## WHAT THE TASK REQUIRES
Pull out from the material below all lines with "color".

## SUPPLIED DATA

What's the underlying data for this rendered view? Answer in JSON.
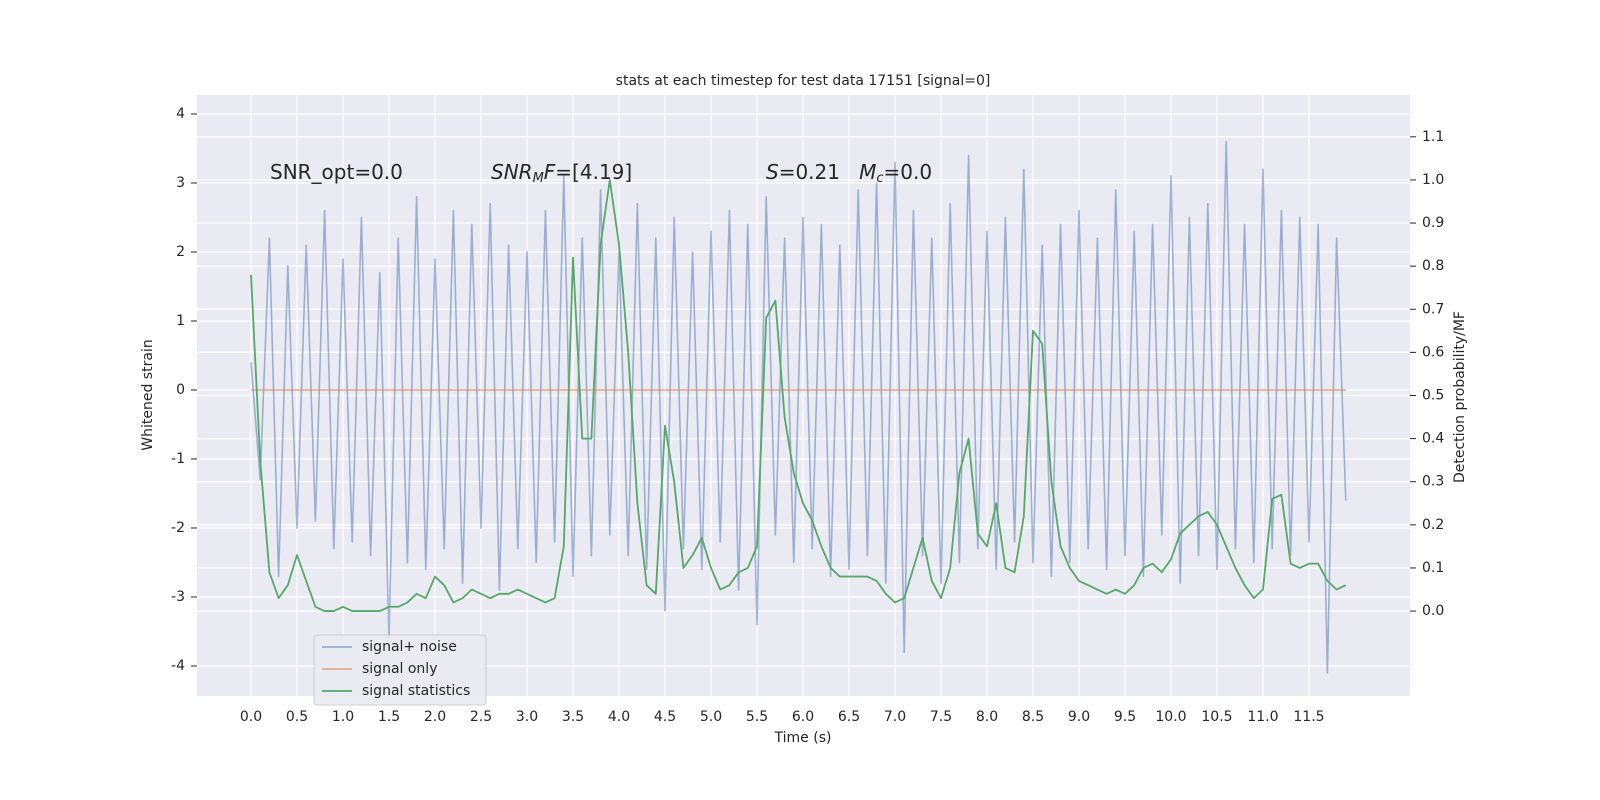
{
  "chart_data": {
    "type": "line",
    "title": "stats at each timestep for test data 17151 [signal=0]",
    "xlabel": "Time (s)",
    "ylabel": "Whitened strain",
    "y2label": "Detection probability/MF",
    "annotations": [
      [
        "SNR_opt=0.0"
      ],
      [
        "SNR",
        "M",
        "F",
        "=[4.19]"
      ],
      [
        "S",
        "=0.21   ",
        "M",
        "c",
        "=0.0"
      ]
    ],
    "grid": true,
    "legend": "lower left",
    "xlim": [
      -0.587,
      12.598
    ],
    "ylim": [
      -4.435,
      4.275
    ],
    "y2lim": [
      -0.197,
      1.197
    ],
    "xticks": [
      {
        "value": 0,
        "label": "0.0"
      },
      0.5,
      {
        "value": 1,
        "label": "1.0"
      },
      1.5,
      {
        "value": 2,
        "label": "2.0"
      },
      2.5,
      {
        "value": 3,
        "label": "3.0"
      },
      3.5,
      {
        "value": 4,
        "label": "4.0"
      },
      4.5,
      {
        "value": 5,
        "label": "5.0"
      },
      5.5,
      {
        "value": 6,
        "label": "6.0"
      },
      6.5,
      {
        "value": 7,
        "label": "7.0"
      },
      7.5,
      {
        "value": 8,
        "label": "8.0"
      },
      8.5,
      {
        "value": 9,
        "label": "9.0"
      },
      9.5,
      {
        "value": 10,
        "label": "10.0"
      },
      10.5,
      {
        "value": 11,
        "label": "11.0"
      },
      11.5
    ],
    "yticks": [
      -4,
      -3,
      -2,
      -1,
      0,
      1,
      2,
      3,
      4
    ],
    "y2ticks": [
      {
        "value": 0,
        "label": "0.0"
      },
      0.1,
      0.2,
      0.3,
      0.4,
      0.5,
      0.6,
      0.7,
      0.8,
      0.9,
      {
        "value": 1,
        "label": "1.0"
      },
      1.1
    ],
    "x": [
      0,
      0.1,
      0.2,
      0.3,
      0.4,
      0.5,
      0.6,
      0.7,
      0.8,
      0.9,
      1,
      1.1,
      1.2,
      1.3,
      1.4,
      1.5,
      1.6,
      1.7,
      1.8,
      1.9,
      2,
      2.1,
      2.2,
      2.3,
      2.4,
      2.5,
      2.6,
      2.7,
      2.8,
      2.9,
      3,
      3.1,
      3.2,
      3.3,
      3.4,
      3.5,
      3.6,
      3.7,
      3.8,
      3.9,
      4,
      4.1,
      4.2,
      4.3,
      4.4,
      4.5,
      4.6,
      4.7,
      4.8,
      4.9,
      5,
      5.1,
      5.2,
      5.3,
      5.4,
      5.5,
      5.6,
      5.7,
      5.8,
      5.9,
      6,
      6.1,
      6.2,
      6.3,
      6.4,
      6.5,
      6.6,
      6.7,
      6.8,
      6.9,
      7,
      7.1,
      7.2,
      7.3,
      7.4,
      7.5,
      7.6,
      7.7,
      7.8,
      7.9,
      8,
      8.1,
      8.2,
      8.3,
      8.4,
      8.5,
      8.6,
      8.7,
      8.8,
      8.9,
      9,
      9.1,
      9.2,
      9.3,
      9.4,
      9.5,
      9.6,
      9.7,
      9.8,
      9.9,
      10,
      10.1,
      10.2,
      10.3,
      10.4,
      10.5,
      10.6,
      10.7,
      10.8,
      10.9,
      11,
      11.1,
      11.2,
      11.3,
      11.4,
      11.5,
      11.6,
      11.7,
      11.8,
      11.9
    ],
    "series": [
      {
        "name": "signal+ noise",
        "color": "#4c72b0",
        "values": [
          0.4,
          -1.3,
          2.2,
          -2.7,
          1.8,
          -2.0,
          2.1,
          -1.9,
          2.6,
          -2.3,
          1.9,
          -2.2,
          2.5,
          -2.4,
          1.7,
          -3.6,
          2.2,
          -2.5,
          2.8,
          -2.6,
          1.9,
          -2.3,
          2.6,
          -2.8,
          2.4,
          -2.0,
          2.7,
          -2.9,
          2.1,
          -2.3,
          2.0,
          -2.5,
          2.6,
          -2.2,
          3.1,
          -2.7,
          2.2,
          -2.4,
          2.9,
          -2.1,
          2.0,
          -2.4,
          2.7,
          -2.6,
          2.2,
          -3.2,
          2.5,
          -2.3,
          2.0,
          -2.6,
          2.3,
          -2.2,
          2.6,
          -2.9,
          2.4,
          -3.4,
          2.8,
          -2.1,
          2.2,
          -2.5,
          2.5,
          -2.3,
          2.4,
          -2.7,
          2.1,
          -2.6,
          2.9,
          -2.4,
          3.0,
          -2.8,
          3.3,
          -3.8,
          2.6,
          -2.4,
          2.2,
          -2.8,
          2.7,
          -2.5,
          3.4,
          -2.3,
          2.3,
          -2.6,
          2.5,
          -2.2,
          3.2,
          -2.5,
          2.1,
          -2.7,
          2.4,
          -2.5,
          2.6,
          -2.3,
          2.2,
          -2.6,
          2.9,
          -2.4,
          2.3,
          -2.7,
          2.4,
          -2.1,
          3.1,
          -2.8,
          2.5,
          -2.4,
          2.7,
          -2.6,
          3.6,
          -2.3,
          2.4,
          -2.5,
          3.2,
          -2.3,
          2.6,
          -2.4,
          2.5,
          -2.2,
          2.4,
          -4.1,
          2.2,
          -1.6
        ]
      },
      {
        "name": "signal only",
        "color": "#dd8452",
        "values": [
          0,
          0,
          0,
          0,
          0,
          0,
          0,
          0,
          0,
          0,
          0,
          0,
          0,
          0,
          0,
          0,
          0,
          0,
          0,
          0,
          0,
          0,
          0,
          0,
          0,
          0,
          0,
          0,
          0,
          0,
          0,
          0,
          0,
          0,
          0,
          0,
          0,
          0,
          0,
          0,
          0,
          0,
          0,
          0,
          0,
          0,
          0,
          0,
          0,
          0,
          0,
          0,
          0,
          0,
          0,
          0,
          0,
          0,
          0,
          0,
          0,
          0,
          0,
          0,
          0,
          0,
          0,
          0,
          0,
          0,
          0,
          0,
          0,
          0,
          0,
          0,
          0,
          0,
          0,
          0,
          0,
          0,
          0,
          0,
          0,
          0,
          0,
          0,
          0,
          0,
          0,
          0,
          0,
          0,
          0,
          0,
          0,
          0,
          0,
          0,
          0,
          0,
          0,
          0,
          0,
          0,
          0,
          0,
          0,
          0,
          0,
          0,
          0,
          0,
          0,
          0,
          0,
          0,
          0,
          0
        ]
      },
      {
        "name": "signal statistics",
        "color": "#55a868",
        "axis": "y2",
        "values": [
          0.78,
          0.35,
          0.09,
          0.03,
          0.06,
          0.13,
          0.07,
          0.01,
          0,
          0,
          0.01,
          0,
          0,
          0,
          0,
          0.01,
          0.01,
          0.02,
          0.04,
          0.03,
          0.08,
          0.06,
          0.02,
          0.03,
          0.05,
          0.04,
          0.03,
          0.04,
          0.04,
          0.05,
          0.04,
          0.03,
          0.02,
          0.03,
          0.15,
          0.82,
          0.4,
          0.4,
          0.85,
          1.0,
          0.85,
          0.6,
          0.25,
          0.06,
          0.04,
          0.43,
          0.3,
          0.1,
          0.13,
          0.17,
          0.1,
          0.05,
          0.06,
          0.09,
          0.1,
          0.15,
          0.68,
          0.72,
          0.45,
          0.32,
          0.25,
          0.21,
          0.15,
          0.1,
          0.08,
          0.08,
          0.08,
          0.08,
          0.07,
          0.04,
          0.02,
          0.03,
          0.1,
          0.17,
          0.07,
          0.03,
          0.1,
          0.32,
          0.4,
          0.18,
          0.15,
          0.25,
          0.1,
          0.09,
          0.22,
          0.65,
          0.62,
          0.3,
          0.15,
          0.1,
          0.07,
          0.06,
          0.05,
          0.04,
          0.05,
          0.04,
          0.06,
          0.1,
          0.11,
          0.09,
          0.12,
          0.18,
          0.2,
          0.22,
          0.23,
          0.2,
          0.15,
          0.1,
          0.06,
          0.03,
          0.05,
          0.26,
          0.27,
          0.11,
          0.1,
          0.11,
          0.11,
          0.07,
          0.05,
          0.06
        ]
      }
    ]
  }
}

## FINISHED TASK
        "color": "#4c72b0",
        "color": "#dd8452",
        "color": "#55a868",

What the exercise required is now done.